(Entries from a dataset)
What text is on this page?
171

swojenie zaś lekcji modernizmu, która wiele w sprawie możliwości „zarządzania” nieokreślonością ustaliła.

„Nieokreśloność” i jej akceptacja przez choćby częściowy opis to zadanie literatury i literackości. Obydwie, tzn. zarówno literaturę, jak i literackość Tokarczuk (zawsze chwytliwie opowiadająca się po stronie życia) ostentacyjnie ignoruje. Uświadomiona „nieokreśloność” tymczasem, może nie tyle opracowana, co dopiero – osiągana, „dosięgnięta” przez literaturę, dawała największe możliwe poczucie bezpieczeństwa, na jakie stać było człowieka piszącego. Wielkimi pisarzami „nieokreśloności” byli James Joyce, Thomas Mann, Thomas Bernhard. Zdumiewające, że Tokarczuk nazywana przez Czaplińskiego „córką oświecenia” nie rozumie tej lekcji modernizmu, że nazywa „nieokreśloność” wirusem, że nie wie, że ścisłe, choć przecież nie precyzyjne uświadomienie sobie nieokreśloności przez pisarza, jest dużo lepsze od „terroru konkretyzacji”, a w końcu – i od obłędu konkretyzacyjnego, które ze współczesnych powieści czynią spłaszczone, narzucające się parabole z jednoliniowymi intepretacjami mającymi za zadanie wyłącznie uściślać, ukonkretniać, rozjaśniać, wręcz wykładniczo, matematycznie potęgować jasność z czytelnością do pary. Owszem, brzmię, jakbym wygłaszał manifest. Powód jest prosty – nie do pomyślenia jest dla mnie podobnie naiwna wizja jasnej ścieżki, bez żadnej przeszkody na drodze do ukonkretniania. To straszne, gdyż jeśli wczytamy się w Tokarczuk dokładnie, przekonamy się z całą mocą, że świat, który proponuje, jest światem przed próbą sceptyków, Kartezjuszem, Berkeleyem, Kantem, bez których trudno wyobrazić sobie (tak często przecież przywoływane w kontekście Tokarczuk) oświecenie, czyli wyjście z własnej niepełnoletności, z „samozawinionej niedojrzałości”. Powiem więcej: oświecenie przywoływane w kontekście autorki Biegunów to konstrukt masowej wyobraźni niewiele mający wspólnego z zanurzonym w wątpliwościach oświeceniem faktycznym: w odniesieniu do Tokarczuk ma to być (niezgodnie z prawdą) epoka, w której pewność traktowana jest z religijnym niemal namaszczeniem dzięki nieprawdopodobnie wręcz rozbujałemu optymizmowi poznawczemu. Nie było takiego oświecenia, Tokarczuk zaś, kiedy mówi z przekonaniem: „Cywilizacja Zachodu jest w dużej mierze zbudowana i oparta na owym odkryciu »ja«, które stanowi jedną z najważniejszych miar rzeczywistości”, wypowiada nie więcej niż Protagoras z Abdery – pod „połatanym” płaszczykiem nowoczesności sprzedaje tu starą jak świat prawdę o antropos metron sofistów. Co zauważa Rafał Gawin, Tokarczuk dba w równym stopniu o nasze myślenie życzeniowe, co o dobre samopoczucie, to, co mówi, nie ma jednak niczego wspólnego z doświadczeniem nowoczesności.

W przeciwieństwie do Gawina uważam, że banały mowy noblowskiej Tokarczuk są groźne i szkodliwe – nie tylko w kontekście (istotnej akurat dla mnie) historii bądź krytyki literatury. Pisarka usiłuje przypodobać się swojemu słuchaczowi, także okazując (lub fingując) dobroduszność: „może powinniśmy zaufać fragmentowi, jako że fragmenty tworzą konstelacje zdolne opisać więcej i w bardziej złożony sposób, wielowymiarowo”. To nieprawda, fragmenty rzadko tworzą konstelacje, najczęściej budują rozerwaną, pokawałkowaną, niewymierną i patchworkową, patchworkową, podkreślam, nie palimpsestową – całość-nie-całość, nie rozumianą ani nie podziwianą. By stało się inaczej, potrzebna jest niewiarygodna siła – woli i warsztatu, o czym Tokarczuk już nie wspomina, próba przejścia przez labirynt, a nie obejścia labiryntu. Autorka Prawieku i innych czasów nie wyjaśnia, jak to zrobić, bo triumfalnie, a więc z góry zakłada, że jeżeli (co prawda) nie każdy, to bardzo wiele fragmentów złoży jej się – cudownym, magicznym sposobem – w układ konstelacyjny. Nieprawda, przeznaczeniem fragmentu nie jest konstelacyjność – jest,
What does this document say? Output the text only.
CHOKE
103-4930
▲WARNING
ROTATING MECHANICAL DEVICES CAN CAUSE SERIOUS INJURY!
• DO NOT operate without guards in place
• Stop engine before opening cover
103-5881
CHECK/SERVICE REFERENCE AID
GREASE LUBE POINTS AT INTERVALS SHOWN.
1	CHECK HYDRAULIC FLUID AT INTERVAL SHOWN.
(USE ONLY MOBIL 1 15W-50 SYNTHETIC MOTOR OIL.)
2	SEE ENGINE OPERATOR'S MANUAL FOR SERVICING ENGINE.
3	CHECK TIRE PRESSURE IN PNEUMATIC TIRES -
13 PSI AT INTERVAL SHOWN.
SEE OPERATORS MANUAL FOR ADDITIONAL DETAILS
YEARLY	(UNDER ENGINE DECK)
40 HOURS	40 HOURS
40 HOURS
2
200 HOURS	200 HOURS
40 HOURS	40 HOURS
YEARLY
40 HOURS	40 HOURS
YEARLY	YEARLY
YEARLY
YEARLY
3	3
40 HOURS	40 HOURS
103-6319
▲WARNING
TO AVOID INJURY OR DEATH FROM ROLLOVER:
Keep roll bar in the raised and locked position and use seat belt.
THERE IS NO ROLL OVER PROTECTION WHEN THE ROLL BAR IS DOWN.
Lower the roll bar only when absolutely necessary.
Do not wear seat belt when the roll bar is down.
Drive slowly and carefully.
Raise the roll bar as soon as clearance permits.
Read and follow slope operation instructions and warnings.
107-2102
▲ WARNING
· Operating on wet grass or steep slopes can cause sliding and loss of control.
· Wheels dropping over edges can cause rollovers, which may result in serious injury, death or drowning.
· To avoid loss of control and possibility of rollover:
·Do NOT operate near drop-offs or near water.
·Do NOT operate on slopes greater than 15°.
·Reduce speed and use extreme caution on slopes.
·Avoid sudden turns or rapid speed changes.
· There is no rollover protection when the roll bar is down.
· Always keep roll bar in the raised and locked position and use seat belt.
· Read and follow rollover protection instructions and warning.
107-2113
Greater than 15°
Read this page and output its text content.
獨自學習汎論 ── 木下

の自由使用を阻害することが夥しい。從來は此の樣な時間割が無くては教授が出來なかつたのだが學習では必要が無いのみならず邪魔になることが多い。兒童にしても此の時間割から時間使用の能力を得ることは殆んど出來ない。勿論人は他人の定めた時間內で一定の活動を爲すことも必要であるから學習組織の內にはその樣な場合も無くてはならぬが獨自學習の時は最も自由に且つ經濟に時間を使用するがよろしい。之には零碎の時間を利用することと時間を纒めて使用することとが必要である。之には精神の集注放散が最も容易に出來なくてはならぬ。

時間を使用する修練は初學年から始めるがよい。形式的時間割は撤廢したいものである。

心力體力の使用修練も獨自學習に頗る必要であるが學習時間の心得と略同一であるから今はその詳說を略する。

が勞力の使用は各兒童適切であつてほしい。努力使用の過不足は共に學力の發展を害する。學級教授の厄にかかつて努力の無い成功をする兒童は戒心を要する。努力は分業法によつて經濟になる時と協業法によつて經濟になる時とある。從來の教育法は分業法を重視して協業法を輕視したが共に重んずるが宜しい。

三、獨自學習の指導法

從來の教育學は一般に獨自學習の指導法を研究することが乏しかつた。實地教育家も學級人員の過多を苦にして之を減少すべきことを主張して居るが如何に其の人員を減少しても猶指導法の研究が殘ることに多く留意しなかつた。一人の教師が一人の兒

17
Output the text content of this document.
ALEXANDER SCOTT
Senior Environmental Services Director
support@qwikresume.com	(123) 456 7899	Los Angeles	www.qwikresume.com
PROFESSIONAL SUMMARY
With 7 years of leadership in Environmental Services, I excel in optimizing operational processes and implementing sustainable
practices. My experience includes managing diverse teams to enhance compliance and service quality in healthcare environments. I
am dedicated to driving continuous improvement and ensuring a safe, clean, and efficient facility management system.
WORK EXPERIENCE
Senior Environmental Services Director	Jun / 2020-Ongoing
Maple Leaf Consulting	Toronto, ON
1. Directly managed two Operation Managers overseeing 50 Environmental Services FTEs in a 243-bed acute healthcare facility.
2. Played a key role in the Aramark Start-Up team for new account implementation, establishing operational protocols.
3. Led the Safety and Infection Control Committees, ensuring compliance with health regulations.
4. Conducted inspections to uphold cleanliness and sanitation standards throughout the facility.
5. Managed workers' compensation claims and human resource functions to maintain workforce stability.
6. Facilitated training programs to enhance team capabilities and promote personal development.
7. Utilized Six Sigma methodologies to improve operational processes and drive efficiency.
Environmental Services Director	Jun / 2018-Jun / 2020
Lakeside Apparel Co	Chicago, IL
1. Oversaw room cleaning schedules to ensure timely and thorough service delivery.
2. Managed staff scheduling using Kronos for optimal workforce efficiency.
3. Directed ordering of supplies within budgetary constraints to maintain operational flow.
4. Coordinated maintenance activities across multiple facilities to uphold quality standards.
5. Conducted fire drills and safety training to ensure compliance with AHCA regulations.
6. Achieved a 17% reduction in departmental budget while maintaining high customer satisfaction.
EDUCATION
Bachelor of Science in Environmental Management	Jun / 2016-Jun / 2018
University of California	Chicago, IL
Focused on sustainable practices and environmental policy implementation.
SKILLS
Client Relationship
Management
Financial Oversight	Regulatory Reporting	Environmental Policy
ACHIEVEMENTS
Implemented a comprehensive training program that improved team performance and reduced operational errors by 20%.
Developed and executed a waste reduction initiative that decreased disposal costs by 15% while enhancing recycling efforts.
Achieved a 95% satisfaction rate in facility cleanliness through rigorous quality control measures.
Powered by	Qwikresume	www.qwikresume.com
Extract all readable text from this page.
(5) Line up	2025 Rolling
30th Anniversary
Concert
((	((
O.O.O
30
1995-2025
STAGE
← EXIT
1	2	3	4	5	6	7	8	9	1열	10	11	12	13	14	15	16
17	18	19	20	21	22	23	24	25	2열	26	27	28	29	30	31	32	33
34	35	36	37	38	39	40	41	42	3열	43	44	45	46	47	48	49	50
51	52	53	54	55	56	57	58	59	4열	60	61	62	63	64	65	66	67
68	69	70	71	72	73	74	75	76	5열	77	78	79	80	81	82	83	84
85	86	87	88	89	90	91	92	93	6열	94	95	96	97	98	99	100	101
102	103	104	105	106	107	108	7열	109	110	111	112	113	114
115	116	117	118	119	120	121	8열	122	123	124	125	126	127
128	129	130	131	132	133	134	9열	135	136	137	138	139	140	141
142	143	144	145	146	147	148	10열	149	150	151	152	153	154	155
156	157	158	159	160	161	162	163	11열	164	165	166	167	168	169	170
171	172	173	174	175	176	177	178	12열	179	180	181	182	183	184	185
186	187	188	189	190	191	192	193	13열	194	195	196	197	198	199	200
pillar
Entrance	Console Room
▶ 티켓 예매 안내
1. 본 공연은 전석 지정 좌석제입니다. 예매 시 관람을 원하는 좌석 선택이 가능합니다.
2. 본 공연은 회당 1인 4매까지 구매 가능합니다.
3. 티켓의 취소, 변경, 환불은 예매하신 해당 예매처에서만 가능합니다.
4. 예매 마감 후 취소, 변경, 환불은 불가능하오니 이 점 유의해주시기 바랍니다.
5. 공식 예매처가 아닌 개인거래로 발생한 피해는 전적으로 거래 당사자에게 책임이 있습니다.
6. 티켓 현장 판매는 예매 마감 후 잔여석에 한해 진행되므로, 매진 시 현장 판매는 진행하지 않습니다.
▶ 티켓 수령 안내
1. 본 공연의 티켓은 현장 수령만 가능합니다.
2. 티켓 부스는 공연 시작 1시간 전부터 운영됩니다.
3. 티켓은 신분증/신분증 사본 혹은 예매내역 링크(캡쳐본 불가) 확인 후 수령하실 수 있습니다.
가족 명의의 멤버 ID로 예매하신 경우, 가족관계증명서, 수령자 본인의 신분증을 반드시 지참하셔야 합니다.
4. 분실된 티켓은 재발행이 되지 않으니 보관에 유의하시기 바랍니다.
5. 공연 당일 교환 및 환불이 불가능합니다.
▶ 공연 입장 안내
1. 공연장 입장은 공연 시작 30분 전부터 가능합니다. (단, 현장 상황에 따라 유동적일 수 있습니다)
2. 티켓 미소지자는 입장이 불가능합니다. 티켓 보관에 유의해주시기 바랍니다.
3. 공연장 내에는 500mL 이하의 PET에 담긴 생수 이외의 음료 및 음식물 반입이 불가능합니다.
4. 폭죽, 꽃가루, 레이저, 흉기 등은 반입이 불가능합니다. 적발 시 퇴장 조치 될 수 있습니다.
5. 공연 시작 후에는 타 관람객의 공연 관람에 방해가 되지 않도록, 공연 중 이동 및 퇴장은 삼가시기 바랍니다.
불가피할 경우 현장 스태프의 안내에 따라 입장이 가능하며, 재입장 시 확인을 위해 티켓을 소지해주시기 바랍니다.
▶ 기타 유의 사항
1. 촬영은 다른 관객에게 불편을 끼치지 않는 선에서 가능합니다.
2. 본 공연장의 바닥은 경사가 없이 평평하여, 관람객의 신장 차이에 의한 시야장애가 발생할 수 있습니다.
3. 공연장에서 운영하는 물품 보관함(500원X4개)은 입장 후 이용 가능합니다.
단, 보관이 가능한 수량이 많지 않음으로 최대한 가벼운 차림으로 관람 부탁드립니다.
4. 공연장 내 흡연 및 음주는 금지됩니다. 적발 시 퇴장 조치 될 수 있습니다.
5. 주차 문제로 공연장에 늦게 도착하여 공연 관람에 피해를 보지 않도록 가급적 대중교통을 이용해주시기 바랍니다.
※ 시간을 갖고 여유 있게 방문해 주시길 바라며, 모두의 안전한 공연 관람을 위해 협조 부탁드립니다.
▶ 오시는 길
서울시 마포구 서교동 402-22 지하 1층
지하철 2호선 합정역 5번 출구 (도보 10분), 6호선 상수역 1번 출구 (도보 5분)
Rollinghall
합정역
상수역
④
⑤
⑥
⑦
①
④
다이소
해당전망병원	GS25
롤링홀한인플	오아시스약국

• _What is being asked_
Give the count of lines in the records that contain "follow", and no other text.

• _Exercise solution_
2